Select all lines with the string "JSON" in them, and copy those lines.
--- start of DATA PROVIDED ---
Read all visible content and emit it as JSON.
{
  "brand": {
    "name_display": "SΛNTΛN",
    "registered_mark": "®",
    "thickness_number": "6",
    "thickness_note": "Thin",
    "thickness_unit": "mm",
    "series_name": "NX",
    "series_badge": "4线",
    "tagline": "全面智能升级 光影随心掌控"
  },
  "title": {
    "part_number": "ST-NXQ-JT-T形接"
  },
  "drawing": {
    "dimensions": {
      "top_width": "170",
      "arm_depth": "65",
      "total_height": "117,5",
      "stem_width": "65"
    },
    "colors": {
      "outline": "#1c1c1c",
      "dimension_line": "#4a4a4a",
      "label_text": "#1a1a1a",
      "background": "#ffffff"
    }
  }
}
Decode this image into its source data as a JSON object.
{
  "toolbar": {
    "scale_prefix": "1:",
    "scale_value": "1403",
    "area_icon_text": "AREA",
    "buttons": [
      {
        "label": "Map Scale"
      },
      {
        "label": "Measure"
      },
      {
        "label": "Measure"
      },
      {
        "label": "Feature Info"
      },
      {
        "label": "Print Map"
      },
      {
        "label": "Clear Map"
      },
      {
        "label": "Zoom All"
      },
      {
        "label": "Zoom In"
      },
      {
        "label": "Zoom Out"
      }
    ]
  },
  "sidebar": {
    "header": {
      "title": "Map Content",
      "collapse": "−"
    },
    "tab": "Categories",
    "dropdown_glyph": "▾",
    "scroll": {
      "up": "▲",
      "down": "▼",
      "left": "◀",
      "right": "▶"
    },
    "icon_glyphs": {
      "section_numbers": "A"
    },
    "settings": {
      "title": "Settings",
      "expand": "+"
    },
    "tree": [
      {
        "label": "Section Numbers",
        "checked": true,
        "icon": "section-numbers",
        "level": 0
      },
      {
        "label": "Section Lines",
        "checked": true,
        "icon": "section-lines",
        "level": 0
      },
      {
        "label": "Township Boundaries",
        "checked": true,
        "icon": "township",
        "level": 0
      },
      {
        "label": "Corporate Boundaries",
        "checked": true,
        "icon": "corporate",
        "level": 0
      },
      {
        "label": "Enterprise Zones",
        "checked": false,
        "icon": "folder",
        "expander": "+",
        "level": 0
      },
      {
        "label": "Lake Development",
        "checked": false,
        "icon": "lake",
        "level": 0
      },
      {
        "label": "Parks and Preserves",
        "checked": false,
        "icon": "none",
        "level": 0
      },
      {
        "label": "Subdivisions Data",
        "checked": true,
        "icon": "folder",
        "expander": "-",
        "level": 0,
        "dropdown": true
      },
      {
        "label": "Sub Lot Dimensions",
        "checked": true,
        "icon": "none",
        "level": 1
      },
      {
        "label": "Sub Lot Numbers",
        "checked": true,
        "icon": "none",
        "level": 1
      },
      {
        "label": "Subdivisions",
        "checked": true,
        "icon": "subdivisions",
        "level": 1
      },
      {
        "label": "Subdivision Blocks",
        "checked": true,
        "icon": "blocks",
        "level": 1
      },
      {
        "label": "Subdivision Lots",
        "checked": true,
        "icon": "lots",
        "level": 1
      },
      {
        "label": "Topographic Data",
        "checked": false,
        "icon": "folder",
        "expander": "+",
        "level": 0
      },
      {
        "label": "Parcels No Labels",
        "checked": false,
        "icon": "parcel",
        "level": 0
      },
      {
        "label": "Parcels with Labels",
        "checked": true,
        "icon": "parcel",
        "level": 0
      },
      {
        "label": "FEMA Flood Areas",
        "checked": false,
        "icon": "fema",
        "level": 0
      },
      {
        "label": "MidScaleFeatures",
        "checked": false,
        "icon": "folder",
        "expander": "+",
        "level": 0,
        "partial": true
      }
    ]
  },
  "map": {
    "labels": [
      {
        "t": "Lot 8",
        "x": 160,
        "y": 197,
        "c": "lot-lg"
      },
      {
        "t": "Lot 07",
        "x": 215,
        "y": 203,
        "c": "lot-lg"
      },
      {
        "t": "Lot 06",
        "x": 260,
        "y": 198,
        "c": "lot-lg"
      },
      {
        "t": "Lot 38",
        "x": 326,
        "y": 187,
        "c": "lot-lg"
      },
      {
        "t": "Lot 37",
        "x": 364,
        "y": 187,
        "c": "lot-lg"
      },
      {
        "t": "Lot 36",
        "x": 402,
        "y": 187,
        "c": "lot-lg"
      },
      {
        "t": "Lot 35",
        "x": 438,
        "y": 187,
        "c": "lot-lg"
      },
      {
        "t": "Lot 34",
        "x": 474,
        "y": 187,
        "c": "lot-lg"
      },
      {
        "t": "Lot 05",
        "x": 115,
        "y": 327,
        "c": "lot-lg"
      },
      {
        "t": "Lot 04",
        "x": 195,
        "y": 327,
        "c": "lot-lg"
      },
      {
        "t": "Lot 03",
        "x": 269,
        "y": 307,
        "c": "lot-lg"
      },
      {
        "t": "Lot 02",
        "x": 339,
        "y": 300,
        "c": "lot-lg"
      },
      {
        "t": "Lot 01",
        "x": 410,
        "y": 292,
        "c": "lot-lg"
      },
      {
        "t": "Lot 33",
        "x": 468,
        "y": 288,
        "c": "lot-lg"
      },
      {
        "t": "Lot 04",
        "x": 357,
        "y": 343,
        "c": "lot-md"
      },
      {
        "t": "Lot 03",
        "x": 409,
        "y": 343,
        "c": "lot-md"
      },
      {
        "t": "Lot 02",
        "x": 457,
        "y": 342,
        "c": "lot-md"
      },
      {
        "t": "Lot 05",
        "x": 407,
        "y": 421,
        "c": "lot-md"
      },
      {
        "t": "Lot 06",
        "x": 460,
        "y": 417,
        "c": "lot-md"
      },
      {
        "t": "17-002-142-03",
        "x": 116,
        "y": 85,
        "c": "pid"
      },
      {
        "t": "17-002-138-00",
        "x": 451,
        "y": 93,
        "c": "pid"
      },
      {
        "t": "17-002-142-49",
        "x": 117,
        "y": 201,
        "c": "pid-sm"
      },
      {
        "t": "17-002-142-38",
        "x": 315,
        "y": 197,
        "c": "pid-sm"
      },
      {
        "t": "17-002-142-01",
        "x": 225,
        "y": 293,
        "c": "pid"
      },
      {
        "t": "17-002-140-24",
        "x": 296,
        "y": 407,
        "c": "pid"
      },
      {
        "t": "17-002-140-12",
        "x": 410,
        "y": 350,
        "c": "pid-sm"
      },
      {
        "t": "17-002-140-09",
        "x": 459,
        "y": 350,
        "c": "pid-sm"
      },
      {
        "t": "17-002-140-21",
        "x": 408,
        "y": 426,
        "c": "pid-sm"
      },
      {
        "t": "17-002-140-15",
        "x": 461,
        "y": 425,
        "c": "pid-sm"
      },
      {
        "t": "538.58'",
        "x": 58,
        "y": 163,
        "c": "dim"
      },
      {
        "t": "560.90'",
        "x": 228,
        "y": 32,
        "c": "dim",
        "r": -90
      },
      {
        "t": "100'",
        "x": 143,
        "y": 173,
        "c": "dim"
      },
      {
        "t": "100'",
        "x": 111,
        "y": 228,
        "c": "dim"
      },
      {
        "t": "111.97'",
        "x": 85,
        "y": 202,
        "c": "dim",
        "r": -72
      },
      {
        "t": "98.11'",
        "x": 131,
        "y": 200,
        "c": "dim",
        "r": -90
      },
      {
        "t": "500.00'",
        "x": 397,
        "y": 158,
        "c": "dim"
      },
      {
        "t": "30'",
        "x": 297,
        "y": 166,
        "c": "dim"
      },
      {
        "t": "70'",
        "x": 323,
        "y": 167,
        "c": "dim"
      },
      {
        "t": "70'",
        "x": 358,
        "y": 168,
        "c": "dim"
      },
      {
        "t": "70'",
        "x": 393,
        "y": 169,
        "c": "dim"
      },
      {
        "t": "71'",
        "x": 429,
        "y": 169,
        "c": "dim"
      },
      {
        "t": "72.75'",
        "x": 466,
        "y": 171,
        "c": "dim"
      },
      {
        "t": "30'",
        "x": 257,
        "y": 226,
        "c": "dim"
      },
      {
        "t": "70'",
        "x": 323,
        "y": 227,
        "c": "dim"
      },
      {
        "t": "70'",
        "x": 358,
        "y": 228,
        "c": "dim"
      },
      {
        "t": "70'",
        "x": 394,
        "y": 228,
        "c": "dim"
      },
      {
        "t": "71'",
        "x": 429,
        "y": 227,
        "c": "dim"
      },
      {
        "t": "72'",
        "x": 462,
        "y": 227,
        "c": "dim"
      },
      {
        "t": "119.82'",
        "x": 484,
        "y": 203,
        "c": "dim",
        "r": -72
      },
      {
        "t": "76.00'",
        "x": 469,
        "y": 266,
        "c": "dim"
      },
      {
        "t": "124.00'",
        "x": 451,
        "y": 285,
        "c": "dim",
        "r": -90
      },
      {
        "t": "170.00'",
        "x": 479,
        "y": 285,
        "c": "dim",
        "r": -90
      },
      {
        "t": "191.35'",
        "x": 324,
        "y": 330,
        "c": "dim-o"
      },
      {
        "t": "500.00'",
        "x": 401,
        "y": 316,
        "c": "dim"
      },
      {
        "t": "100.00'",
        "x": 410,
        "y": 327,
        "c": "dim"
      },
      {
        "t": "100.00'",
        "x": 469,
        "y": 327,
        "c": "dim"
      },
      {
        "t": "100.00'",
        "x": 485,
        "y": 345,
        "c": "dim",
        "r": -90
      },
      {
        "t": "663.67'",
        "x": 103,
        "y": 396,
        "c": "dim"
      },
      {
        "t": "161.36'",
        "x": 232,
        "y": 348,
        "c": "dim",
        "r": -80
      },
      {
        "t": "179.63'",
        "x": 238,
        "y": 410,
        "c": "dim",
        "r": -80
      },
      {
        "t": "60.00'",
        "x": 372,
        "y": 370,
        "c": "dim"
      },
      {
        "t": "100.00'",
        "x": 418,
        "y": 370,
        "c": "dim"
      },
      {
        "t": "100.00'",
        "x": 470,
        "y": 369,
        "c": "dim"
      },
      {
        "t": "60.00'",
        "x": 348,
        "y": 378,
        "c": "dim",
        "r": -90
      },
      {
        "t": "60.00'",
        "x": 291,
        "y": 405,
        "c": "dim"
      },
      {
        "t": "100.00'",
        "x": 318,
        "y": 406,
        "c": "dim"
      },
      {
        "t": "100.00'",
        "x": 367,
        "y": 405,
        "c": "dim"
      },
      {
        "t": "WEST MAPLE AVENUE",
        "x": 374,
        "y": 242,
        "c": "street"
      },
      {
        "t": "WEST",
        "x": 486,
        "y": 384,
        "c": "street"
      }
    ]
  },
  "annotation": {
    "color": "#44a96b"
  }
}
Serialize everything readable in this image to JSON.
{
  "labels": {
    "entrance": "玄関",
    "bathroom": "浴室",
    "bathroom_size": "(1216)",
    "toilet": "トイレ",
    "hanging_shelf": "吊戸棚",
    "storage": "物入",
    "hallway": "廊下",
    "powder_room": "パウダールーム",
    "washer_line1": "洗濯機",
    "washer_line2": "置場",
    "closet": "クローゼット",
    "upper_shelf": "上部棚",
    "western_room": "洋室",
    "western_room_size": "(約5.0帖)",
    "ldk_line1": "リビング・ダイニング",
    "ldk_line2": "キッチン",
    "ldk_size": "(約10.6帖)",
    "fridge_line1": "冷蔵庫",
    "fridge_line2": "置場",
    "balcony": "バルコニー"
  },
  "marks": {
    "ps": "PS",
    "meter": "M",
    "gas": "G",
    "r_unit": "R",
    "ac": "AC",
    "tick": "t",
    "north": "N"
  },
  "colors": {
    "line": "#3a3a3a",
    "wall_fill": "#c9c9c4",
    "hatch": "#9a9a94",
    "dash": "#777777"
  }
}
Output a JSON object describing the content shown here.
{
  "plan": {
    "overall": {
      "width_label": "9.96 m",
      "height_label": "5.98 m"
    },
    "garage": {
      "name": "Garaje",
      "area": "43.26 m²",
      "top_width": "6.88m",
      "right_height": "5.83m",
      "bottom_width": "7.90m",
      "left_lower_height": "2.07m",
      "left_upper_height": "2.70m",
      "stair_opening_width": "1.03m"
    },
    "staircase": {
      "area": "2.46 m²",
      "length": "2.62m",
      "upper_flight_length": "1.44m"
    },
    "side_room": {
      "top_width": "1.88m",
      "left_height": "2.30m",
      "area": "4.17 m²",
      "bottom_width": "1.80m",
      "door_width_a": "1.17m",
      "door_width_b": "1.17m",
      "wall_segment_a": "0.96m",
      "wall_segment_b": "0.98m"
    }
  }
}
--- end of DATA PROVIDED ---
PROBLEM SOLUTION.
Read all visible content and emit it as JSON.
Decode this image into its source data as a JSON object.
Serialize everything readable in this image to JSON.
Output a JSON object describing the content shown here.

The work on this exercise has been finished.